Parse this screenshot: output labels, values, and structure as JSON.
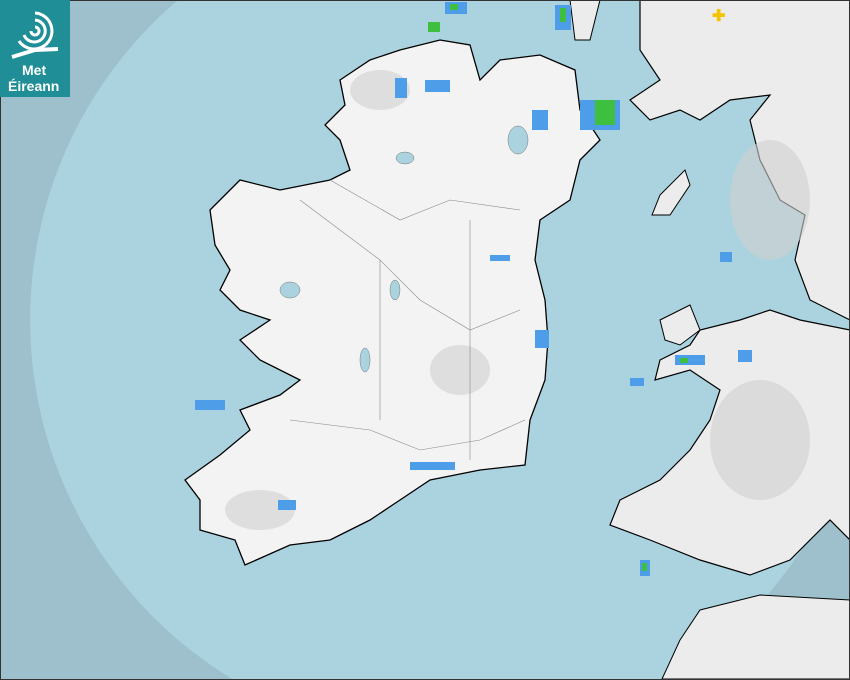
{
  "logo": {
    "line1": "Met",
    "line2": "Éireann"
  },
  "map": {
    "type": "precipitation radar",
    "colors": {
      "sea_outside": "#9dc0cc",
      "sea_radar": "#aad3df",
      "land": "#f2f2f2",
      "relief": "#c8c8c8",
      "rain_light": "#4d9de8",
      "rain_moderate": "#3fbf3f",
      "rain_heavy": "#e6e600",
      "marker": "#f5c400",
      "brand": "#1f8e96"
    }
  }
}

=== Given instruction ===
Restate the data above word for word. Do not include the images.

=== Output for this task ===
Parse this screenshot: output labels, values, and structure as JSON.
{
  "logo": {
    "line1": "Met",
    "line2": "Éireann"
  },
  "map": {
    "type": "precipitation radar",
    "colors": {
      "sea_outside": "#9dc0cc",
      "sea_radar": "#aad3df",
      "land": "#f2f2f2",
      "relief": "#c8c8c8",
      "rain_light": "#4d9de8",
      "rain_moderate": "#3fbf3f",
      "rain_heavy": "#e6e600",
      "marker": "#f5c400",
      "brand": "#1f8e96"
    }
  }
}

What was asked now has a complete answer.